-- Start --

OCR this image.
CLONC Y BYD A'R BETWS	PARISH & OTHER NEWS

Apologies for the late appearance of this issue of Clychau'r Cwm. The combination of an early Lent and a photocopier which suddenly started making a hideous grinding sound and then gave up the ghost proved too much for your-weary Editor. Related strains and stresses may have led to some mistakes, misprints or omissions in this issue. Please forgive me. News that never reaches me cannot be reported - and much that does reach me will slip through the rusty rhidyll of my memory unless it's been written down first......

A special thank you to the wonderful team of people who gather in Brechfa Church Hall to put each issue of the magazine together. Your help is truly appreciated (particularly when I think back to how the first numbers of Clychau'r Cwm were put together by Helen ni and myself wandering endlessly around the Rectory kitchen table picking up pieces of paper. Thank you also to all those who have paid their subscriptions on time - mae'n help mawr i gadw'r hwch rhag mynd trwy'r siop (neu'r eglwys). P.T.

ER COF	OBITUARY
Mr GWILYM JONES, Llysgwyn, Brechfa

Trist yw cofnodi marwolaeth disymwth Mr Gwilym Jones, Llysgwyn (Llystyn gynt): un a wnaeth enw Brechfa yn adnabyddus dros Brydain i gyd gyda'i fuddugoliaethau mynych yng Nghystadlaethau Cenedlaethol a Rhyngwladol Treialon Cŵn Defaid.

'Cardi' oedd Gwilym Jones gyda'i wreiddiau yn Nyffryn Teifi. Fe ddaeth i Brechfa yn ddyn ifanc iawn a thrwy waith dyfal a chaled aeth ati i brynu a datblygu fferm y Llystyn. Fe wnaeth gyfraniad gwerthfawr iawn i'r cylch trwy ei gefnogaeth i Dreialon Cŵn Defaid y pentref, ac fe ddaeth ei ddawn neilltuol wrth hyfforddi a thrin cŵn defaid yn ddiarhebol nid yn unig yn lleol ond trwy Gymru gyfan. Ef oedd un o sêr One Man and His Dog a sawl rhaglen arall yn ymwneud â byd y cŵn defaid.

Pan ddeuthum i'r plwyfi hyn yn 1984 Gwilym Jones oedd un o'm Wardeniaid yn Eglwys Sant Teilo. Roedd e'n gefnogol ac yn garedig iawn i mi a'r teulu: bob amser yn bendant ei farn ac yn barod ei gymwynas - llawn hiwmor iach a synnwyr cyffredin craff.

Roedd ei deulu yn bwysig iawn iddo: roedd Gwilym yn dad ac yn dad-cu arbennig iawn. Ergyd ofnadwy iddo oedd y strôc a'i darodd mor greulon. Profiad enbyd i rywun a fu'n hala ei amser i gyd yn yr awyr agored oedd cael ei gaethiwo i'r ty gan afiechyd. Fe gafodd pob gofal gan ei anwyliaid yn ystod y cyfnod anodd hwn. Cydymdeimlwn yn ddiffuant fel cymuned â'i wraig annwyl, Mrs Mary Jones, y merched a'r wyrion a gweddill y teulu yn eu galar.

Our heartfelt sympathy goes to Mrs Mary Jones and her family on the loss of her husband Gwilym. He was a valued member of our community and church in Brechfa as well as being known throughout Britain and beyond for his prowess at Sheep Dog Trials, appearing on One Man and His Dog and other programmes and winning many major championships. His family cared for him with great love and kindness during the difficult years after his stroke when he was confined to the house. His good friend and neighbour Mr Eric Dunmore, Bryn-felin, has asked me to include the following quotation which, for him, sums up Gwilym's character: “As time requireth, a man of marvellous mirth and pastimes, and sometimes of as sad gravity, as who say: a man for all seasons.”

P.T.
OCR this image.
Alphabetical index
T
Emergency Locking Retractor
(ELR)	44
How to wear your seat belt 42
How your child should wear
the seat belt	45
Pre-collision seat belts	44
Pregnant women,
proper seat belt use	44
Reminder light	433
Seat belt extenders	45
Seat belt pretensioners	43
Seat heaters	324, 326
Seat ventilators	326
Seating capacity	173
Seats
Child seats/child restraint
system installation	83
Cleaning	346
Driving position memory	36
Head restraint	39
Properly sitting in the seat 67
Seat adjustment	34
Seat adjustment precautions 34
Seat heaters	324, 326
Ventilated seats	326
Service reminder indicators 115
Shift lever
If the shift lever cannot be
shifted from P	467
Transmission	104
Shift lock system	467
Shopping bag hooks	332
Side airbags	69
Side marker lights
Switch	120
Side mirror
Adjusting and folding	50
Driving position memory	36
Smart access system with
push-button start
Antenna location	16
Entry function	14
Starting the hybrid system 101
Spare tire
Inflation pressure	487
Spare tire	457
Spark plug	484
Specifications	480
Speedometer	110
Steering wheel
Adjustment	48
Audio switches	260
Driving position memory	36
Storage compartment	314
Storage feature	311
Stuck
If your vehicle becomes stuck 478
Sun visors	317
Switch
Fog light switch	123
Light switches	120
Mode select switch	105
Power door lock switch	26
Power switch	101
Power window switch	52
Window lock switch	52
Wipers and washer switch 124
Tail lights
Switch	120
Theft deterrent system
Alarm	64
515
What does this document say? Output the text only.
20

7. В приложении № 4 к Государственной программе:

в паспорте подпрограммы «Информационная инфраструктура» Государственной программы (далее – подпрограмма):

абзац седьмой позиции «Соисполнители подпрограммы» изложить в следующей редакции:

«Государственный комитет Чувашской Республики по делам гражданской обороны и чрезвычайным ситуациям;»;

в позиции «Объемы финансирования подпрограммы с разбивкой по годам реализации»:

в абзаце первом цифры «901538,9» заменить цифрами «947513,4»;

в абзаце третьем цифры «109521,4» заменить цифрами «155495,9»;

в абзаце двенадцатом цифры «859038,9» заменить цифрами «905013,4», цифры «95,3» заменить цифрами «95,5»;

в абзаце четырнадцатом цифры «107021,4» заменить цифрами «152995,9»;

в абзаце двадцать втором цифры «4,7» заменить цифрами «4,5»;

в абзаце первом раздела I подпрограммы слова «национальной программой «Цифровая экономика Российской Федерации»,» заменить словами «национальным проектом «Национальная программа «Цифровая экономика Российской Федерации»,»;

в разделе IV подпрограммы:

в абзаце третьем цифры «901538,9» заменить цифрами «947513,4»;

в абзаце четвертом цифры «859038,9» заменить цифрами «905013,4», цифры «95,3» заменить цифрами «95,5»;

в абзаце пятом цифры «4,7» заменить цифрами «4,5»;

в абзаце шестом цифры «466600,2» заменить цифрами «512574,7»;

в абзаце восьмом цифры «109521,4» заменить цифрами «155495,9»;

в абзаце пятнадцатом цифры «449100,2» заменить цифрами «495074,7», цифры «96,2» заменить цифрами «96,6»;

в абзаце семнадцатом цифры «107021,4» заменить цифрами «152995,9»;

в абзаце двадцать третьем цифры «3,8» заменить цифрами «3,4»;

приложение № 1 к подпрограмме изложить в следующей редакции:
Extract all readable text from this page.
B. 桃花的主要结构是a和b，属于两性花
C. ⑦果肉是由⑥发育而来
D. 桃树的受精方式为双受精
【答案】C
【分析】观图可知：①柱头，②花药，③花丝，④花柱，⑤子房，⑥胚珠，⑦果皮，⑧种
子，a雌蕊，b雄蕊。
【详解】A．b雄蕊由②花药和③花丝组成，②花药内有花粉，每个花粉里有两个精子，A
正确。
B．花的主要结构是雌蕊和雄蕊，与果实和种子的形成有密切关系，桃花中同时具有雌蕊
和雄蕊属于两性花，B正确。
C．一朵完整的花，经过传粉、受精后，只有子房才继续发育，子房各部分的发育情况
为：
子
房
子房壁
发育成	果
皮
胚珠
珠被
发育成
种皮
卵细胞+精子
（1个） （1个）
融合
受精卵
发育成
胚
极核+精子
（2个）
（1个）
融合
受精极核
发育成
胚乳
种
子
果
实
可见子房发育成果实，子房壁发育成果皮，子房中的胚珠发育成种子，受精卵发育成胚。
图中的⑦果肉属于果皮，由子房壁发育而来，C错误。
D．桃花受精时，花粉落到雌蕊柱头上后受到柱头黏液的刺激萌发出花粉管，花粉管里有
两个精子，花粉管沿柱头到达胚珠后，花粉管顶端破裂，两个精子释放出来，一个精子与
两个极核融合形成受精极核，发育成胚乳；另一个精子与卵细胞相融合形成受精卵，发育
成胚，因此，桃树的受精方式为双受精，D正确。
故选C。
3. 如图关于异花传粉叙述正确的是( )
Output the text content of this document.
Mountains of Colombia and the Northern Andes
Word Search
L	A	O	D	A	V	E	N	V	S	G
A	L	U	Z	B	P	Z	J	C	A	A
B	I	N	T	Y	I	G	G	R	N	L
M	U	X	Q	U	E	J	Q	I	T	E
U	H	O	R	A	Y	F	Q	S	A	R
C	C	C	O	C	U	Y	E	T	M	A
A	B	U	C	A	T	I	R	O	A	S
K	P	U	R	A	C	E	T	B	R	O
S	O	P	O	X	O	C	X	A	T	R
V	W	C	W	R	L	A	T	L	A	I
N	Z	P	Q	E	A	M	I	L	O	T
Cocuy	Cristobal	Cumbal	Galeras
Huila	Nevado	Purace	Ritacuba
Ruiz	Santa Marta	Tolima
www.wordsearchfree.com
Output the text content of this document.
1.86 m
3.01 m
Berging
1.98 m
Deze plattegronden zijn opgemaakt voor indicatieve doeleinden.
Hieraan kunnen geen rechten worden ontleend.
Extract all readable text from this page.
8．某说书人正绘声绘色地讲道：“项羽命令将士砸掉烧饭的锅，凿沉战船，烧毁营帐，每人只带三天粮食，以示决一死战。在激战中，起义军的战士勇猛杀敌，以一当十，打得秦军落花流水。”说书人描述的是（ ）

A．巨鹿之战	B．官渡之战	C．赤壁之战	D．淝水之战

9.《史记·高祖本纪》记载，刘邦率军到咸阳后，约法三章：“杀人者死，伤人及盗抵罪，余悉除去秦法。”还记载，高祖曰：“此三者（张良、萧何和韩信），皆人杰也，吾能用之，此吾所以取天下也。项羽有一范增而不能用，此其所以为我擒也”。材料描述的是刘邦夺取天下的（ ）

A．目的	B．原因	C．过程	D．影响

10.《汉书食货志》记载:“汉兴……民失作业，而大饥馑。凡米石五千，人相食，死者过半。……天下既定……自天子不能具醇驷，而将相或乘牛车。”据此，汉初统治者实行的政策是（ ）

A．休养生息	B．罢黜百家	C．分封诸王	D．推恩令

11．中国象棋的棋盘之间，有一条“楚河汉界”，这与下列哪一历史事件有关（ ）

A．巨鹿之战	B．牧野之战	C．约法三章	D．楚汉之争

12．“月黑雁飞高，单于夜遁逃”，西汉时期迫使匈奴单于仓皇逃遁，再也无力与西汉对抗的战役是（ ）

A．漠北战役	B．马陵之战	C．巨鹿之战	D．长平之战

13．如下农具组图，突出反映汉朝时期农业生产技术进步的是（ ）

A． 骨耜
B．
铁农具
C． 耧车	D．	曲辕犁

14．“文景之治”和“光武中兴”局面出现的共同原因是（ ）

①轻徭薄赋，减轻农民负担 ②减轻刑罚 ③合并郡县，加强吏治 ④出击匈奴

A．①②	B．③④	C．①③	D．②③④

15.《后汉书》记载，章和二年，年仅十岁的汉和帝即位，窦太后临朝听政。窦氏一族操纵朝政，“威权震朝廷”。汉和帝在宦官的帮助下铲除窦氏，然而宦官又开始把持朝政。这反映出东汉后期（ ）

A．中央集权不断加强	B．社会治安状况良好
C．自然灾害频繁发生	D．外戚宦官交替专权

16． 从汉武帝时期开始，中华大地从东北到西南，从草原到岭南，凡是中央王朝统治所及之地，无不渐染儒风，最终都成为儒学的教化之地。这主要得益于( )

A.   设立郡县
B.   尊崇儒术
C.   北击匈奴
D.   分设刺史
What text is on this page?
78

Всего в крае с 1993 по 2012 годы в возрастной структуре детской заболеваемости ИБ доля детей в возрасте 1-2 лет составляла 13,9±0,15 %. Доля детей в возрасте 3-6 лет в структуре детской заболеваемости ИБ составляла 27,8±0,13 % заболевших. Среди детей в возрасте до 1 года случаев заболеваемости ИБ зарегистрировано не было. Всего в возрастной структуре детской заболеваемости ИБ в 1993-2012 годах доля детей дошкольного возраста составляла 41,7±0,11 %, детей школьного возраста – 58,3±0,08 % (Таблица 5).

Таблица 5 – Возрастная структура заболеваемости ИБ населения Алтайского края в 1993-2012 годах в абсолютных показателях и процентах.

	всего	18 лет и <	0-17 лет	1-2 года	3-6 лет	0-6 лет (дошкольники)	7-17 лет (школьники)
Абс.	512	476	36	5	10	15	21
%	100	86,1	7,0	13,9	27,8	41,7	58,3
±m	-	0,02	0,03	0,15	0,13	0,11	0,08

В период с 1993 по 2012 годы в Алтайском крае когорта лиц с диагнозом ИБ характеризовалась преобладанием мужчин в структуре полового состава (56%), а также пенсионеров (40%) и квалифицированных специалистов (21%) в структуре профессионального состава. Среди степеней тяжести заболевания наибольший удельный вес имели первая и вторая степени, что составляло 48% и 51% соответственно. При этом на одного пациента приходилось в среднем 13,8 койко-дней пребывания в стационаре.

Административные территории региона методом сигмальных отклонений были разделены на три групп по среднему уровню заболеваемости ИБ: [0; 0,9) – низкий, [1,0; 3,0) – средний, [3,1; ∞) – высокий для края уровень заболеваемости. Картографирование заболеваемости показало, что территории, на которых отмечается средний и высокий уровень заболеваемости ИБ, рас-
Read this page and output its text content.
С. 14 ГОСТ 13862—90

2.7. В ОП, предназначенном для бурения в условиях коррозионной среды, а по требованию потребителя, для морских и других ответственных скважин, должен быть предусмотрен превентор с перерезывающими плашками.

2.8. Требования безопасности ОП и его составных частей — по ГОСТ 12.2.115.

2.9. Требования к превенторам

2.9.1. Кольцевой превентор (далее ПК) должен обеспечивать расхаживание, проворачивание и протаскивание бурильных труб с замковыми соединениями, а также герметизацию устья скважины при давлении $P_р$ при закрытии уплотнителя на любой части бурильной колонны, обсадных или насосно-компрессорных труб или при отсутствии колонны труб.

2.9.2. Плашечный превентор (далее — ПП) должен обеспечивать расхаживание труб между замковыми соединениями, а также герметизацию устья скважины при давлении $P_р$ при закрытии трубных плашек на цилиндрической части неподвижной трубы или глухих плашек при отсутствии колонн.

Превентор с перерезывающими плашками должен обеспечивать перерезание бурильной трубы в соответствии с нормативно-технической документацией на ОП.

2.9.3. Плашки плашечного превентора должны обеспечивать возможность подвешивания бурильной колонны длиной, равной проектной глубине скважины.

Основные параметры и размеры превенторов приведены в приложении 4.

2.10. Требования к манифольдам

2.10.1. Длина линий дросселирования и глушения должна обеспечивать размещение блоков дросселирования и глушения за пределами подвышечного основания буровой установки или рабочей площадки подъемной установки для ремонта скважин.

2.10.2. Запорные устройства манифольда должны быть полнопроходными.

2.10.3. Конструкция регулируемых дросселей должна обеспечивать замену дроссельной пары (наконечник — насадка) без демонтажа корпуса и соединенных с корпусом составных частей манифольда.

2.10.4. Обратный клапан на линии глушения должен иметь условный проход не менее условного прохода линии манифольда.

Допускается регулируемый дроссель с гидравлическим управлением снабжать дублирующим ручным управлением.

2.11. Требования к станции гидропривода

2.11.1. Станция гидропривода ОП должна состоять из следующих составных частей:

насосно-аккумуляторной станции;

-- End --

→ **Requirements**: Sift through the entries and copy every line with "Требования".

→ **Response to this task**:
2.8. Требования безопасности ОП и его составных частей — по ГОСТ 12.2.115.
2.9. Требования к превенторам
2.10. Требования к манифольдам
2.11. Требования к станции гидропривода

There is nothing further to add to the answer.